[START DATA SUPPLIED]
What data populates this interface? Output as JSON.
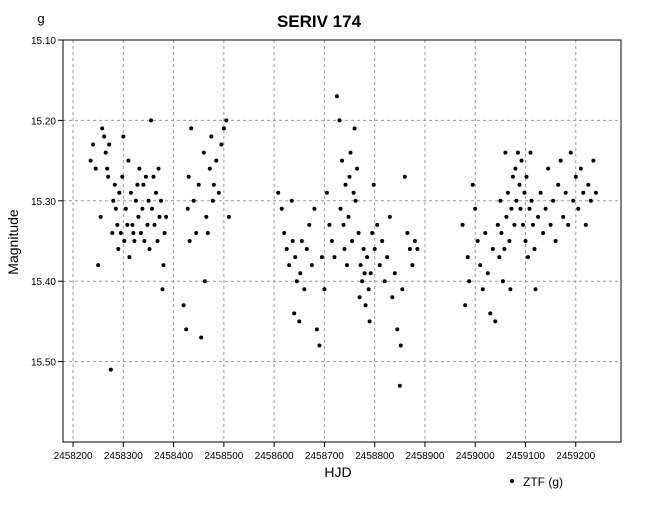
{
  "chart_data": {
    "type": "scatter",
    "title": "SERIV 174",
    "band_label": "g",
    "xlabel": "HJD",
    "ylabel": "Magnitude",
    "xlim": [
      2458180,
      2459290
    ],
    "ylim": [
      15.1,
      15.6
    ],
    "y_inverted": true,
    "grid": true,
    "legend_position": "bottom-right",
    "x_ticks": [
      2458200,
      2458300,
      2458400,
      2458500,
      2458600,
      2458700,
      2458800,
      2458900,
      2459000,
      2459100,
      2459200
    ],
    "y_ticks": [
      15.1,
      15.2,
      15.3,
      15.4,
      15.5
    ],
    "series": [
      {
        "name": "ZTF (g)",
        "color": "#000000",
        "points": [
          [
            2458235,
            15.25
          ],
          [
            2458240,
            15.23
          ],
          [
            2458245,
            15.26
          ],
          [
            2458250,
            15.38
          ],
          [
            2458255,
            15.32
          ],
          [
            2458258,
            15.21
          ],
          [
            2458262,
            15.22
          ],
          [
            2458265,
            15.24
          ],
          [
            2458268,
            15.26
          ],
          [
            2458270,
            15.27
          ],
          [
            2458272,
            15.23
          ],
          [
            2458275,
            15.51
          ],
          [
            2458278,
            15.34
          ],
          [
            2458280,
            15.3
          ],
          [
            2458283,
            15.28
          ],
          [
            2458285,
            15.31
          ],
          [
            2458288,
            15.33
          ],
          [
            2458290,
            15.36
          ],
          [
            2458292,
            15.29
          ],
          [
            2458295,
            15.34
          ],
          [
            2458298,
            15.27
          ],
          [
            2458300,
            15.22
          ],
          [
            2458302,
            15.35
          ],
          [
            2458305,
            15.31
          ],
          [
            2458308,
            15.33
          ],
          [
            2458310,
            15.25
          ],
          [
            2458312,
            15.37
          ],
          [
            2458315,
            15.29
          ],
          [
            2458318,
            15.33
          ],
          [
            2458320,
            15.34
          ],
          [
            2458322,
            15.35
          ],
          [
            2458325,
            15.3
          ],
          [
            2458328,
            15.28
          ],
          [
            2458330,
            15.32
          ],
          [
            2458332,
            15.26
          ],
          [
            2458335,
            15.34
          ],
          [
            2458338,
            15.31
          ],
          [
            2458340,
            15.28
          ],
          [
            2458342,
            15.35
          ],
          [
            2458345,
            15.27
          ],
          [
            2458348,
            15.33
          ],
          [
            2458350,
            15.3
          ],
          [
            2458352,
            15.36
          ],
          [
            2458355,
            15.2
          ],
          [
            2458357,
            15.31
          ],
          [
            2458360,
            15.27
          ],
          [
            2458362,
            15.33
          ],
          [
            2458365,
            15.29
          ],
          [
            2458368,
            15.35
          ],
          [
            2458370,
            15.26
          ],
          [
            2458372,
            15.32
          ],
          [
            2458375,
            15.3
          ],
          [
            2458378,
            15.41
          ],
          [
            2458380,
            15.38
          ],
          [
            2458382,
            15.34
          ],
          [
            2458385,
            15.32
          ],
          [
            2458420,
            15.43
          ],
          [
            2458425,
            15.46
          ],
          [
            2458428,
            15.31
          ],
          [
            2458430,
            15.27
          ],
          [
            2458432,
            15.35
          ],
          [
            2458435,
            15.21
          ],
          [
            2458440,
            15.3
          ],
          [
            2458445,
            15.34
          ],
          [
            2458450,
            15.28
          ],
          [
            2458455,
            15.47
          ],
          [
            2458460,
            15.24
          ],
          [
            2458462,
            15.4
          ],
          [
            2458465,
            15.32
          ],
          [
            2458468,
            15.34
          ],
          [
            2458472,
            15.26
          ],
          [
            2458475,
            15.22
          ],
          [
            2458478,
            15.3
          ],
          [
            2458480,
            15.28
          ],
          [
            2458485,
            15.25
          ],
          [
            2458490,
            15.29
          ],
          [
            2458495,
            15.23
          ],
          [
            2458500,
            15.21
          ],
          [
            2458505,
            15.2
          ],
          [
            2458510,
            15.32
          ],
          [
            2458608,
            15.29
          ],
          [
            2458615,
            15.31
          ],
          [
            2458620,
            15.34
          ],
          [
            2458625,
            15.36
          ],
          [
            2458630,
            15.38
          ],
          [
            2458635,
            15.3
          ],
          [
            2458637,
            15.35
          ],
          [
            2458640,
            15.44
          ],
          [
            2458642,
            15.37
          ],
          [
            2458645,
            15.4
          ],
          [
            2458650,
            15.45
          ],
          [
            2458652,
            15.39
          ],
          [
            2458655,
            15.35
          ],
          [
            2458660,
            15.41
          ],
          [
            2458665,
            15.36
          ],
          [
            2458670,
            15.33
          ],
          [
            2458675,
            15.38
          ],
          [
            2458680,
            15.31
          ],
          [
            2458685,
            15.46
          ],
          [
            2458690,
            15.48
          ],
          [
            2458695,
            15.37
          ],
          [
            2458700,
            15.41
          ],
          [
            2458705,
            15.29
          ],
          [
            2458710,
            15.33
          ],
          [
            2458715,
            15.35
          ],
          [
            2458720,
            15.37
          ],
          [
            2458725,
            15.17
          ],
          [
            2458730,
            15.2
          ],
          [
            2458732,
            15.31
          ],
          [
            2458735,
            15.25
          ],
          [
            2458738,
            15.33
          ],
          [
            2458740,
            15.36
          ],
          [
            2458742,
            15.28
          ],
          [
            2458745,
            15.38
          ],
          [
            2458748,
            15.32
          ],
          [
            2458750,
            15.27
          ],
          [
            2458752,
            15.24
          ],
          [
            2458755,
            15.35
          ],
          [
            2458758,
            15.29
          ],
          [
            2458760,
            15.21
          ],
          [
            2458762,
            15.3
          ],
          [
            2458765,
            15.26
          ],
          [
            2458768,
            15.34
          ],
          [
            2458770,
            15.42
          ],
          [
            2458772,
            15.38
          ],
          [
            2458775,
            15.4
          ],
          [
            2458778,
            15.36
          ],
          [
            2458780,
            15.39
          ],
          [
            2458782,
            15.43
          ],
          [
            2458785,
            15.37
          ],
          [
            2458788,
            15.41
          ],
          [
            2458790,
            15.45
          ],
          [
            2458792,
            15.39
          ],
          [
            2458795,
            15.34
          ],
          [
            2458798,
            15.28
          ],
          [
            2458800,
            15.36
          ],
          [
            2458805,
            15.33
          ],
          [
            2458810,
            15.38
          ],
          [
            2458815,
            15.35
          ],
          [
            2458820,
            15.4
          ],
          [
            2458825,
            15.37
          ],
          [
            2458830,
            15.32
          ],
          [
            2458835,
            15.42
          ],
          [
            2458840,
            15.39
          ],
          [
            2458845,
            15.46
          ],
          [
            2458850,
            15.53
          ],
          [
            2458852,
            15.48
          ],
          [
            2458855,
            15.41
          ],
          [
            2458860,
            15.27
          ],
          [
            2458865,
            15.34
          ],
          [
            2458870,
            15.36
          ],
          [
            2458875,
            15.38
          ],
          [
            2458880,
            15.35
          ],
          [
            2458885,
            15.36
          ],
          [
            2458975,
            15.33
          ],
          [
            2458980,
            15.43
          ],
          [
            2458985,
            15.37
          ],
          [
            2458988,
            15.4
          ],
          [
            2458995,
            15.28
          ],
          [
            2459000,
            15.31
          ],
          [
            2459005,
            15.35
          ],
          [
            2459010,
            15.38
          ],
          [
            2459015,
            15.41
          ],
          [
            2459020,
            15.34
          ],
          [
            2459025,
            15.39
          ],
          [
            2459030,
            15.44
          ],
          [
            2459035,
            15.36
          ],
          [
            2459040,
            15.45
          ],
          [
            2459045,
            15.33
          ],
          [
            2459048,
            15.37
          ],
          [
            2459050,
            15.3
          ],
          [
            2459052,
            15.34
          ],
          [
            2459055,
            15.4
          ],
          [
            2459058,
            15.36
          ],
          [
            2459060,
            15.24
          ],
          [
            2459062,
            15.32
          ],
          [
            2459065,
            15.29
          ],
          [
            2459068,
            15.35
          ],
          [
            2459070,
            15.41
          ],
          [
            2459072,
            15.31
          ],
          [
            2459075,
            15.27
          ],
          [
            2459078,
            15.33
          ],
          [
            2459080,
            15.26
          ],
          [
            2459082,
            15.3
          ],
          [
            2459085,
            15.24
          ],
          [
            2459088,
            15.28
          ],
          [
            2459090,
            15.31
          ],
          [
            2459092,
            15.25
          ],
          [
            2459095,
            15.33
          ],
          [
            2459098,
            15.29
          ],
          [
            2459100,
            15.35
          ],
          [
            2459102,
            15.27
          ],
          [
            2459105,
            15.37
          ],
          [
            2459108,
            15.31
          ],
          [
            2459110,
            15.24
          ],
          [
            2459112,
            15.3
          ],
          [
            2459115,
            15.33
          ],
          [
            2459118,
            15.36
          ],
          [
            2459120,
            15.41
          ],
          [
            2459125,
            15.32
          ],
          [
            2459130,
            15.29
          ],
          [
            2459135,
            15.34
          ],
          [
            2459140,
            15.31
          ],
          [
            2459145,
            15.26
          ],
          [
            2459150,
            15.33
          ],
          [
            2459155,
            15.3
          ],
          [
            2459160,
            15.35
          ],
          [
            2459165,
            15.28
          ],
          [
            2459170,
            15.25
          ],
          [
            2459175,
            15.32
          ],
          [
            2459180,
            15.29
          ],
          [
            2459185,
            15.33
          ],
          [
            2459190,
            15.24
          ],
          [
            2459195,
            15.3
          ],
          [
            2459200,
            15.27
          ],
          [
            2459205,
            15.31
          ],
          [
            2459210,
            15.26
          ],
          [
            2459215,
            15.29
          ],
          [
            2459220,
            15.33
          ],
          [
            2459225,
            15.28
          ],
          [
            2459230,
            15.3
          ],
          [
            2459235,
            15.25
          ],
          [
            2459240,
            15.29
          ]
        ]
      }
    ]
  }
}
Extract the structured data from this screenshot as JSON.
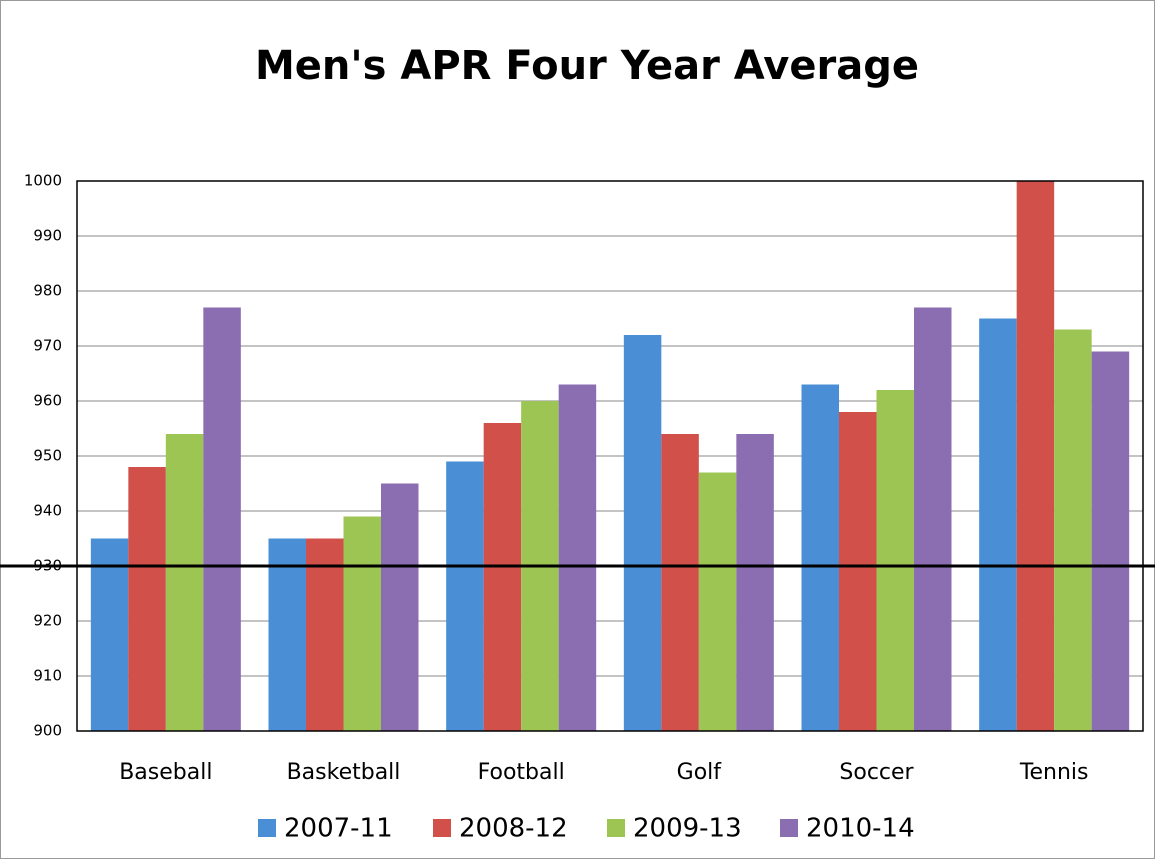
{
  "chart_data": {
    "type": "bar",
    "title": "Men's APR Four Year Average",
    "categories": [
      "Baseball",
      "Basketball",
      "Football",
      "Golf",
      "Soccer",
      "Tennis"
    ],
    "series": [
      {
        "name": "2007-11",
        "color": "#4a8fd6",
        "values": [
          935,
          935,
          949,
          972,
          963,
          975
        ]
      },
      {
        "name": "2008-12",
        "color": "#d2504a",
        "values": [
          948,
          935,
          956,
          954,
          958,
          1000
        ]
      },
      {
        "name": "2009-13",
        "color": "#9dc554",
        "values": [
          954,
          939,
          960,
          947,
          962,
          973
        ]
      },
      {
        "name": "2010-14",
        "color": "#8b6db2",
        "values": [
          977,
          945,
          963,
          954,
          977,
          969
        ]
      }
    ],
    "ylim": [
      900,
      1000
    ],
    "yticks": [
      900,
      910,
      920,
      930,
      940,
      950,
      960,
      970,
      980,
      990,
      1000
    ],
    "grid": true,
    "reference_line": 930,
    "legend": "bottom"
  }
}
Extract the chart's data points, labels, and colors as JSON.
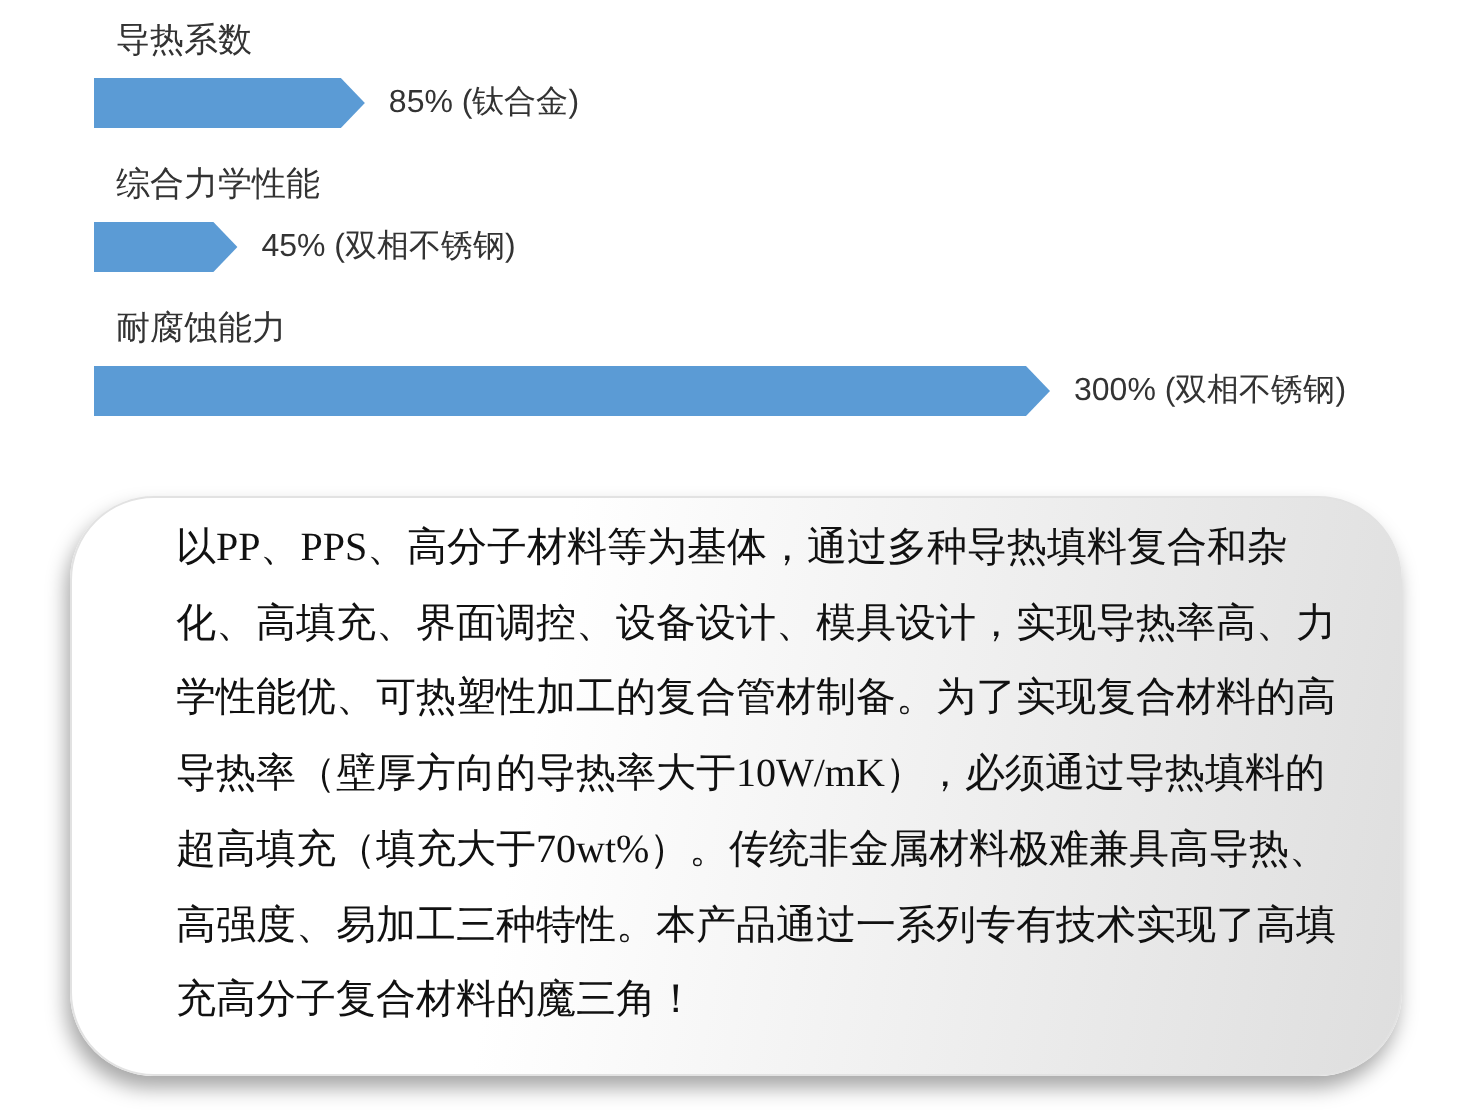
{
  "chart_data": {
    "type": "bar",
    "orientation": "horizontal",
    "categories": [
      "导热系数",
      "综合力学性能",
      "耐腐蚀能力"
    ],
    "values": [
      85,
      45,
      300
    ],
    "color": "#5b9bd5",
    "value_labels": [
      "85% (钛合金)",
      "45% (双相不锈钢)",
      "300% (双相不锈钢)"
    ],
    "tick_labels": "y",
    "annotations": [
      "以PP、PPS、高分子材料等为基体，通过多种导热填料复合和杂化、高填充、界面调控、设备设计、模具设计，实现导热率高、力学性能优、可热塑性加工的复合管材制备。为了实现复合材料的高导热率（壁厚方向的导热率大于10W/mK），必须通过导热填料的超高填充（填充大于70wt%）。传统非金属材料极难兼具高导热、高强度、易加工三种特性。本产品通过一系列专有技术实现了高填充高分子复合材料的魔三角！"
    ]
  }
}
[END DATA SUPPLIED]
● EXERCISE AIM: Your task is to list each line of the records with the word "JSON".

● REPLY:
What data populates this interface? Output as JSON.
Extract the structured data from this screenshot as JSON.
Extract the chart's data points, labels, and colors as JSON.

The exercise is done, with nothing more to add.